═════ Raw data ═════

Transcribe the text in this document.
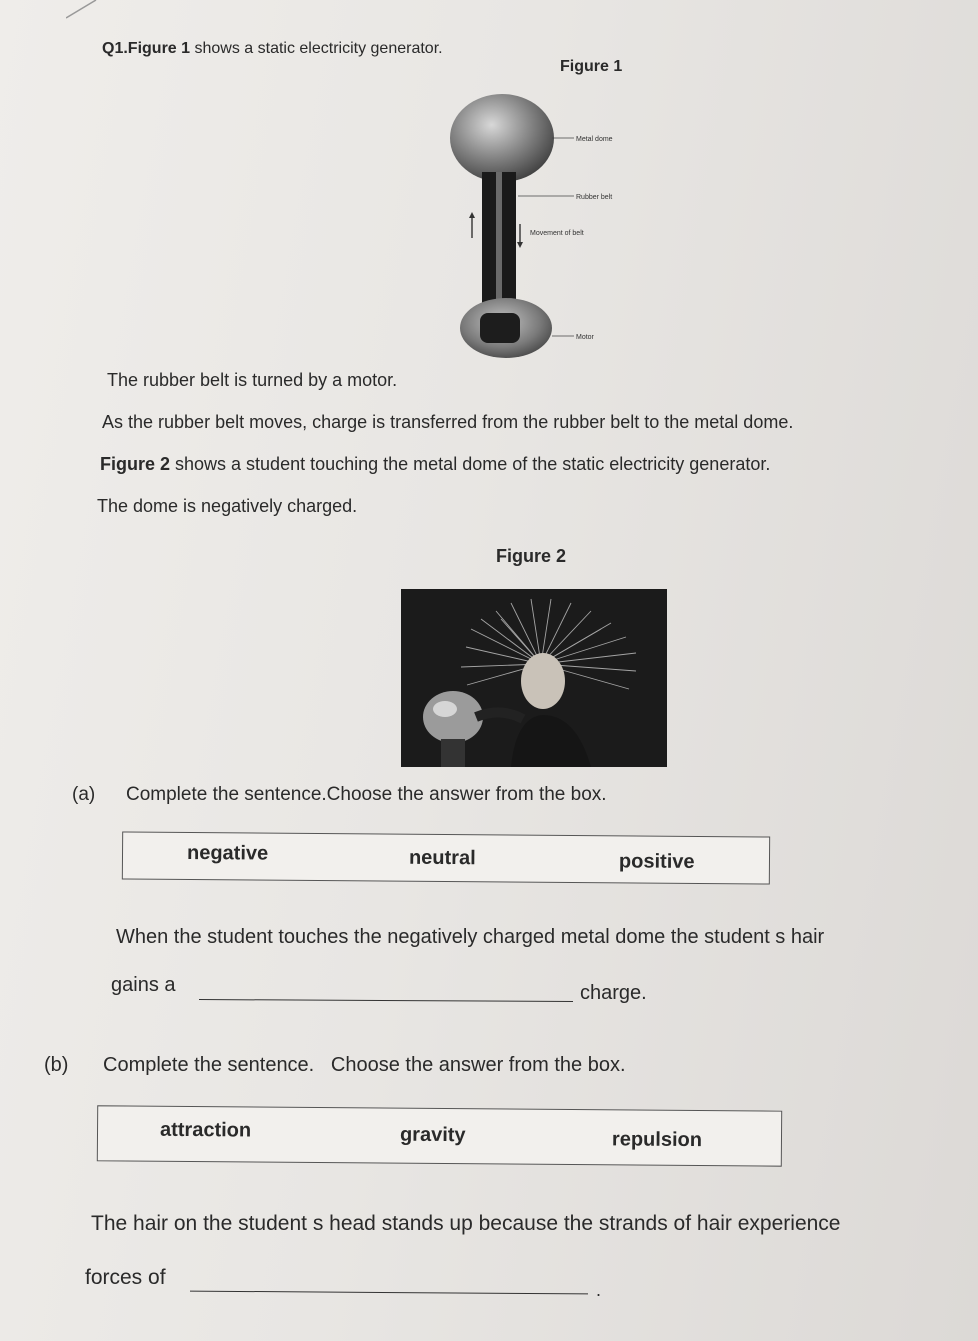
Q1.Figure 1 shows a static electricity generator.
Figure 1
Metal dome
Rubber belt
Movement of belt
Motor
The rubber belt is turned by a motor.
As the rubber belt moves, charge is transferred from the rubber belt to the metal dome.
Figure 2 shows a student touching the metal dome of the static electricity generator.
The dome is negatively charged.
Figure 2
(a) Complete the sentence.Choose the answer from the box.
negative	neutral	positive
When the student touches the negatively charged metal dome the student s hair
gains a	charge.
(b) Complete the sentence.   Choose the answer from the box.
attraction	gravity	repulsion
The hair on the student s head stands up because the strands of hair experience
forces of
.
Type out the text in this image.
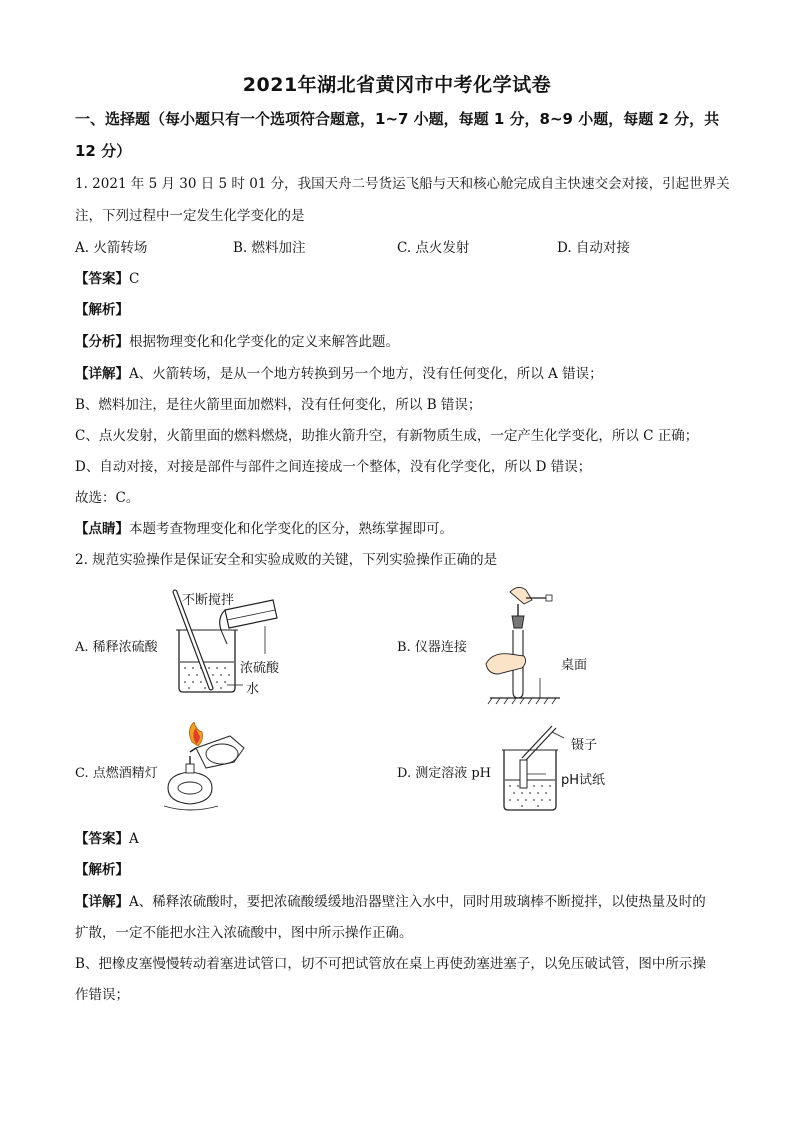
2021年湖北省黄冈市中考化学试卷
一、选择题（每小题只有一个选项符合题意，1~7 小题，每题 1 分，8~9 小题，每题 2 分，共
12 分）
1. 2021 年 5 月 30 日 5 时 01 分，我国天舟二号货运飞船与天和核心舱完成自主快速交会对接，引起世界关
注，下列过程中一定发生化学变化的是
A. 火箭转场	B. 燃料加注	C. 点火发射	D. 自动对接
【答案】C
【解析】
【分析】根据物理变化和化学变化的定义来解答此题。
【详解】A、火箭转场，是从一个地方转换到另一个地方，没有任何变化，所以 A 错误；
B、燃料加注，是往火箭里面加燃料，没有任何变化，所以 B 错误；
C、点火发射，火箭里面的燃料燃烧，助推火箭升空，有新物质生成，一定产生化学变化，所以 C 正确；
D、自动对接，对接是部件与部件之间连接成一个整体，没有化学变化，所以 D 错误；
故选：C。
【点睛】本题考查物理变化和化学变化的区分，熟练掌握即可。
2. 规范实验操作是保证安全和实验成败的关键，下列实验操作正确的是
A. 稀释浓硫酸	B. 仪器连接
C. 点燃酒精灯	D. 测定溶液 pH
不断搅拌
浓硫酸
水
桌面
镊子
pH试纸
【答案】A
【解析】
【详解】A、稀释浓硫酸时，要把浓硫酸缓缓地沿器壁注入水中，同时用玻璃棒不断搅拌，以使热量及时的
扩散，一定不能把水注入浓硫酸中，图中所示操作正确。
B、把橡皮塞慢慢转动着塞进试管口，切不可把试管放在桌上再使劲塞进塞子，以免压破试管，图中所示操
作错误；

═════

# [The task]
Print once more, exactly, the lines from the one with "Type out the text in this image." through the last line of the data, both ends included, without any pictures.

# [Correct result]
Type out the text in this image.
2021年湖北省黄冈市中考化学试卷
一、选择题（每小题只有一个选项符合题意，1~7 小题，每题 1 分，8~9 小题，每题 2 分，共
12 分）
1. 2021 年 5 月 30 日 5 时 01 分，我国天舟二号货运飞船与天和核心舱完成自主快速交会对接，引起世界关
注，下列过程中一定发生化学变化的是
A. 火箭转场	B. 燃料加注	C. 点火发射	D. 自动对接
【答案】C
【解析】
【分析】根据物理变化和化学变化的定义来解答此题。
【详解】A、火箭转场，是从一个地方转换到另一个地方，没有任何变化，所以 A 错误；
B、燃料加注，是往火箭里面加燃料，没有任何变化，所以 B 错误；
C、点火发射，火箭里面的燃料燃烧，助推火箭升空，有新物质生成，一定产生化学变化，所以 C 正确；
D、自动对接，对接是部件与部件之间连接成一个整体，没有化学变化，所以 D 错误；
故选：C。
【点睛】本题考查物理变化和化学变化的区分，熟练掌握即可。
2. 规范实验操作是保证安全和实验成败的关键，下列实验操作正确的是
A. 稀释浓硫酸	B. 仪器连接
C. 点燃酒精灯	D. 测定溶液 pH
不断搅拌
浓硫酸
水
桌面
镊子
pH试纸
【答案】A
【解析】
【详解】A、稀释浓硫酸时，要把浓硫酸缓缓地沿器壁注入水中，同时用玻璃棒不断搅拌，以使热量及时的
扩散，一定不能把水注入浓硫酸中，图中所示操作正确。
B、把橡皮塞慢慢转动着塞进试管口，切不可把试管放在桌上再使劲塞进塞子，以免压破试管，图中所示操
作错误；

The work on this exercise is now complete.